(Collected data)
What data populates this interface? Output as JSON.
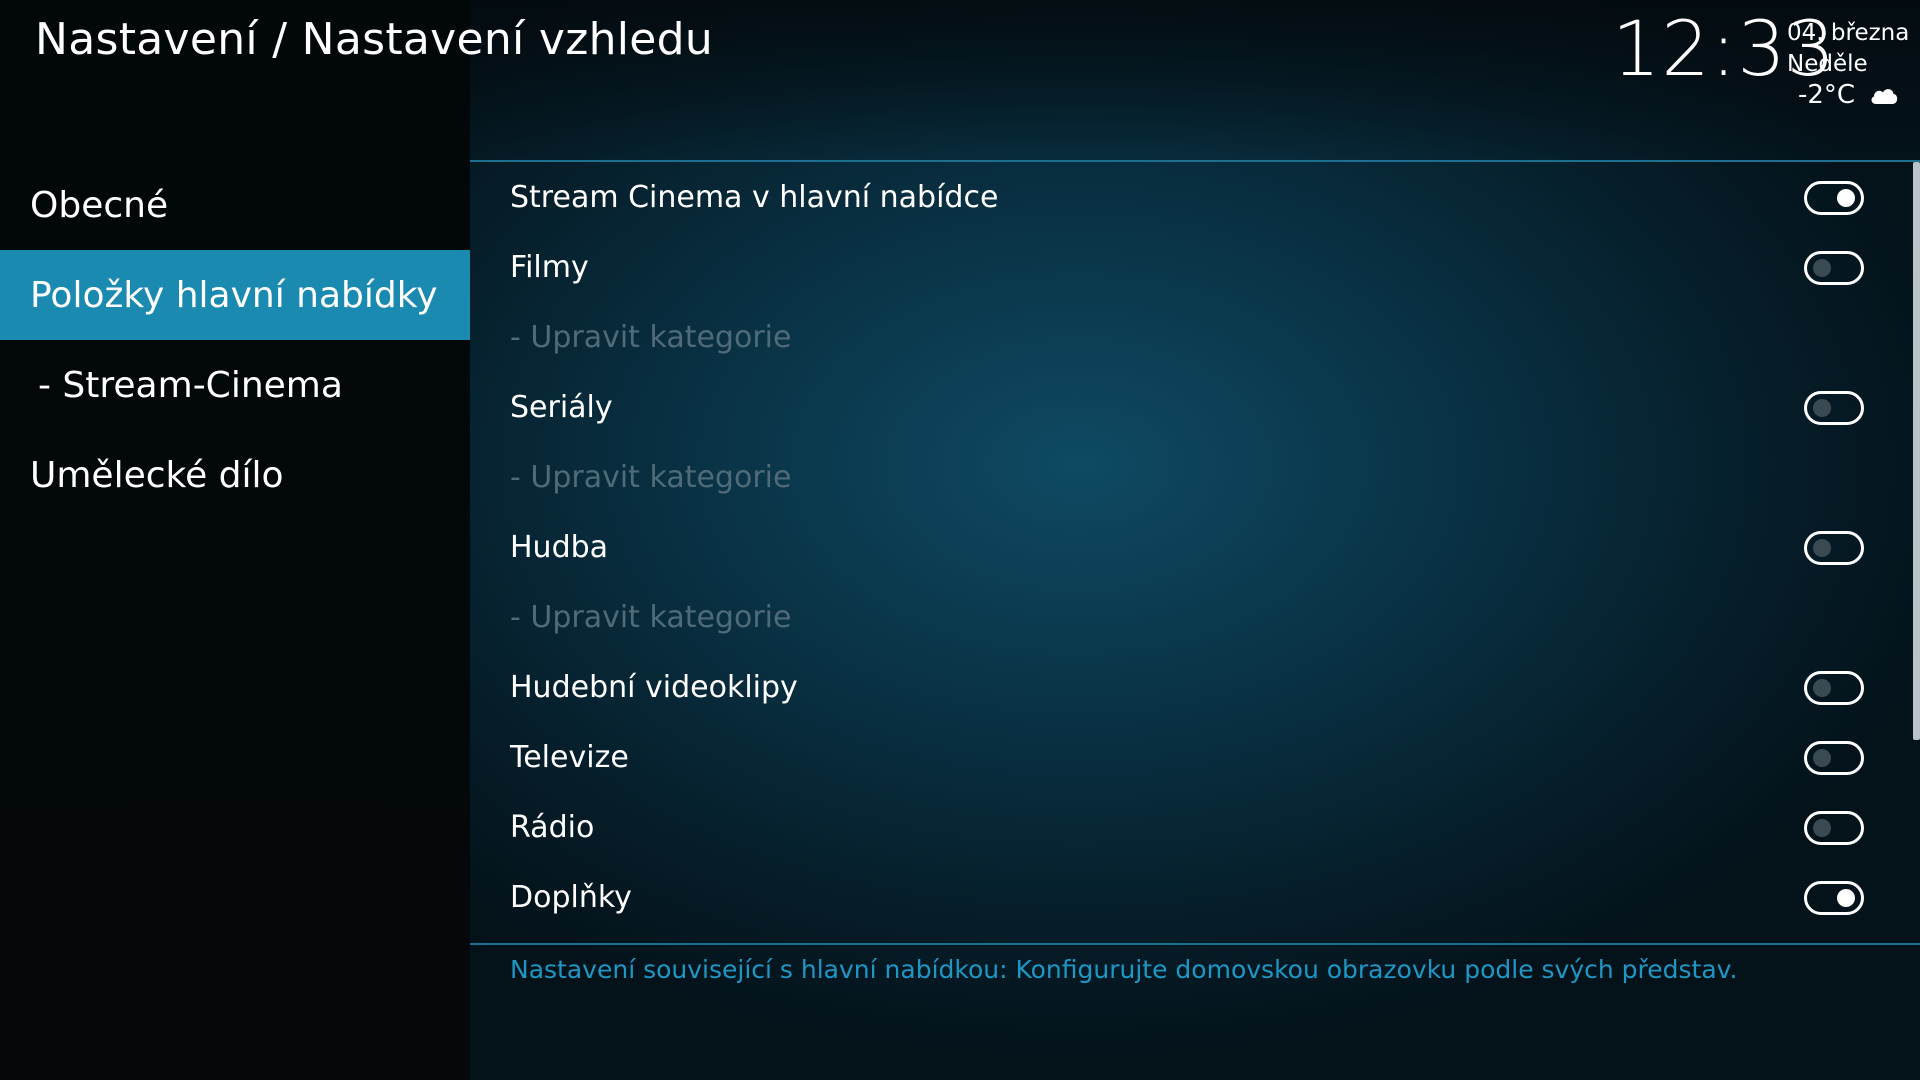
{
  "header": {
    "title": "Nastavení / Nastavení vzhledu",
    "clock": "12:33",
    "date": "04. března",
    "day": "Neděle",
    "temperature": "-2°C",
    "weather_icon": "cloud-icon"
  },
  "sidebar": {
    "items": [
      {
        "label": "Obecné",
        "active": false
      },
      {
        "label": "Položky hlavní nabídky",
        "active": true
      },
      {
        "label": "- Stream-Cinema",
        "active": false
      },
      {
        "label": "Umělecké dílo",
        "active": false
      }
    ]
  },
  "settings": {
    "rows": [
      {
        "label": "Stream Cinema v hlavní nabídce",
        "toggle": true
      },
      {
        "label": "Filmy",
        "toggle": false
      },
      {
        "label": "- Upravit kategorie",
        "disabled": true
      },
      {
        "label": "Seriály",
        "toggle": false
      },
      {
        "label": "- Upravit kategorie",
        "disabled": true
      },
      {
        "label": "Hudba",
        "toggle": false
      },
      {
        "label": "- Upravit kategorie",
        "disabled": true
      },
      {
        "label": "Hudební videoklipy",
        "toggle": false
      },
      {
        "label": "Televize",
        "toggle": false
      },
      {
        "label": "Rádio",
        "toggle": false
      },
      {
        "label": "Doplňky",
        "toggle": true
      }
    ]
  },
  "description": "Nastavení související s hlavní nabídkou: Konfigurujte domovskou obrazovku podle svých představ.",
  "colors": {
    "accent": "#1a8ab0",
    "description_text": "#1f97c4",
    "disabled_text": "#4f6b78"
  }
}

**Work to complete:**
Give the number of lines in the entries that include the string "Nastavení", and nothing more.

**The response:**
2